Locate each line containing the string "direction" and copy it out.

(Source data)
▬▬▬▬▬▬▬▬▬▬

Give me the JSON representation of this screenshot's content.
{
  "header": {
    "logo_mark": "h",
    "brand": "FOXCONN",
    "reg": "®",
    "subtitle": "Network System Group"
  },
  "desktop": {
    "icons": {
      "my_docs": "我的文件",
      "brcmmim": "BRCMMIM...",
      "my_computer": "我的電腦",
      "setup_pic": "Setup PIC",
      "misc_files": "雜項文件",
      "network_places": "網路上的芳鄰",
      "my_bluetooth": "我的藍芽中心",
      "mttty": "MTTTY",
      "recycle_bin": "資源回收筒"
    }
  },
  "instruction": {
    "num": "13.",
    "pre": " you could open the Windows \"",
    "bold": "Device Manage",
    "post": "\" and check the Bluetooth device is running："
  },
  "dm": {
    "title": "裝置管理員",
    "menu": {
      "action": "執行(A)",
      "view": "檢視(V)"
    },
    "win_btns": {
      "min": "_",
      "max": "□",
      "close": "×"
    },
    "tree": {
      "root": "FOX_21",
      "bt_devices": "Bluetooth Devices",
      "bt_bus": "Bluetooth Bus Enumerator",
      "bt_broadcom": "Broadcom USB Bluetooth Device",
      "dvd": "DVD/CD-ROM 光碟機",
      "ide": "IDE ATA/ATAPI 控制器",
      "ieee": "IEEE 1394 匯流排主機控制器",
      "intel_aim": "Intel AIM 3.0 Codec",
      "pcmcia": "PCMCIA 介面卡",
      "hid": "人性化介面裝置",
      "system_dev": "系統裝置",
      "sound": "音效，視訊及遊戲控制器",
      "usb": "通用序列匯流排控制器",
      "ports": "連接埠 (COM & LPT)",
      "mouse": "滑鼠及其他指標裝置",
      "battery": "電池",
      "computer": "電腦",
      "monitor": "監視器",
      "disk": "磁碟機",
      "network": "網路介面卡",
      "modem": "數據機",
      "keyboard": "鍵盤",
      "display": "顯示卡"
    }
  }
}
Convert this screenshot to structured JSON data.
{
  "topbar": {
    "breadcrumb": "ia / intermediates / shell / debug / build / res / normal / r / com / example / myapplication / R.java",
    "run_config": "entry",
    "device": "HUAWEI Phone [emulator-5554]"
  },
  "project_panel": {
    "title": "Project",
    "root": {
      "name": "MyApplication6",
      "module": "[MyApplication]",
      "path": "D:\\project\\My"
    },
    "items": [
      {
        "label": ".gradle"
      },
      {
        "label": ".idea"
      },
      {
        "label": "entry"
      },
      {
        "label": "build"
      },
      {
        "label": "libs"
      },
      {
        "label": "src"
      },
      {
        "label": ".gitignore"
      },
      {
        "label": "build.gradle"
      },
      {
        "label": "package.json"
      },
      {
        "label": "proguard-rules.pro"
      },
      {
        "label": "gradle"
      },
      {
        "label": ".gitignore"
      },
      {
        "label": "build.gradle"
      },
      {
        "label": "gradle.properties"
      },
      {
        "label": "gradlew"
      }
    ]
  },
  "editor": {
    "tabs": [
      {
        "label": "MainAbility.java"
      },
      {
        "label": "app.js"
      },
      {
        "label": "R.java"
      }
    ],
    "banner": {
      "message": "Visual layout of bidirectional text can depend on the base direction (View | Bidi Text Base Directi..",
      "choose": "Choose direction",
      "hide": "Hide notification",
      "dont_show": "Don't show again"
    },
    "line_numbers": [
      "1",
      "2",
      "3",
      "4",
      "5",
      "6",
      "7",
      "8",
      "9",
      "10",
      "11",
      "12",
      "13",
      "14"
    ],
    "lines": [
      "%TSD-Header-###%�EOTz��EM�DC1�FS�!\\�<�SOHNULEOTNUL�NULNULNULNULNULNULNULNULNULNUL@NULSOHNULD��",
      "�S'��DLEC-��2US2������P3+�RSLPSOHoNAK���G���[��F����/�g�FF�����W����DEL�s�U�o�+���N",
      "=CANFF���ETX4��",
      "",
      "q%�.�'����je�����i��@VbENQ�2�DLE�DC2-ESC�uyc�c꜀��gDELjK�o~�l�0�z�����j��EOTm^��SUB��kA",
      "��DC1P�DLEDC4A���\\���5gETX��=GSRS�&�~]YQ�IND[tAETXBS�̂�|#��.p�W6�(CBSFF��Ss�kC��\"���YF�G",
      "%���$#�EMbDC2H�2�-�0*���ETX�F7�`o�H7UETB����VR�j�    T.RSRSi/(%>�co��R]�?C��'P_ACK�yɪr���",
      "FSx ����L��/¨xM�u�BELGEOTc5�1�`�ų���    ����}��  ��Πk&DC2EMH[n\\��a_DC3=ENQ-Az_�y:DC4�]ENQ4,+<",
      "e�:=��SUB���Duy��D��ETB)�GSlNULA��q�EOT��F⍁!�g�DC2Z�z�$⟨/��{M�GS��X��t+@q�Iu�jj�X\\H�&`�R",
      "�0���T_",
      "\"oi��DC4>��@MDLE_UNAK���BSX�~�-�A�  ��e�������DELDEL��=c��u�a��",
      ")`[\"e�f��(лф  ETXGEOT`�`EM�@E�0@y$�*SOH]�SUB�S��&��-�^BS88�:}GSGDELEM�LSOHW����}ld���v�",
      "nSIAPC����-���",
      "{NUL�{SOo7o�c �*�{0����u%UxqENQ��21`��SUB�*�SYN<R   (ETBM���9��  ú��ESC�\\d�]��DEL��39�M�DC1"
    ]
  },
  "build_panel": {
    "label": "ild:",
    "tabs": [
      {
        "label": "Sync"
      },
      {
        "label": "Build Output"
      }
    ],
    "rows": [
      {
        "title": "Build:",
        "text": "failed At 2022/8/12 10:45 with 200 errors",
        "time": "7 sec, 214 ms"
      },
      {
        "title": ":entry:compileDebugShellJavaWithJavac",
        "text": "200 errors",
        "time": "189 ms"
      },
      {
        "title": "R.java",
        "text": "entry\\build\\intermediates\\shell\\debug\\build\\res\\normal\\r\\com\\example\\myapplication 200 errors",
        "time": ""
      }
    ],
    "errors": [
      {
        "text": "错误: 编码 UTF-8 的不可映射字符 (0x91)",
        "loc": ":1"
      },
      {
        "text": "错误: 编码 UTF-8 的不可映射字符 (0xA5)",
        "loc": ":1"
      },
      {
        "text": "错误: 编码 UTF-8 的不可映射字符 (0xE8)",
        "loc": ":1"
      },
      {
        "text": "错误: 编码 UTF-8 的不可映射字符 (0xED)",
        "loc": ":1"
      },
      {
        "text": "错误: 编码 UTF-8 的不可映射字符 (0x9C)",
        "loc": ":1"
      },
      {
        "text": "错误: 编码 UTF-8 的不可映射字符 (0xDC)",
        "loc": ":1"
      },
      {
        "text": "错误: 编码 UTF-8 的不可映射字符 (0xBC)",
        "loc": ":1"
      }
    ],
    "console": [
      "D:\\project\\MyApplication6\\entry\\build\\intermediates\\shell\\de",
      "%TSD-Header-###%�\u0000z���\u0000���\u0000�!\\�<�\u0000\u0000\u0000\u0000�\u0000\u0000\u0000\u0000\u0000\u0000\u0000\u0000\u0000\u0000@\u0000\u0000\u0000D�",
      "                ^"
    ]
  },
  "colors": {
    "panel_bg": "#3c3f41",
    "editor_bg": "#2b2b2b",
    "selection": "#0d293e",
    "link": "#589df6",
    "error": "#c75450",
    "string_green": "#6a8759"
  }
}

▬▬▬▬▬▬▬▬▬▬

FINAL ANSWER -
      "message": "Visual layout of bidirectional text can depend on the base direction (View | Bidi Text Base Directi..",
      "choose": "Choose direction",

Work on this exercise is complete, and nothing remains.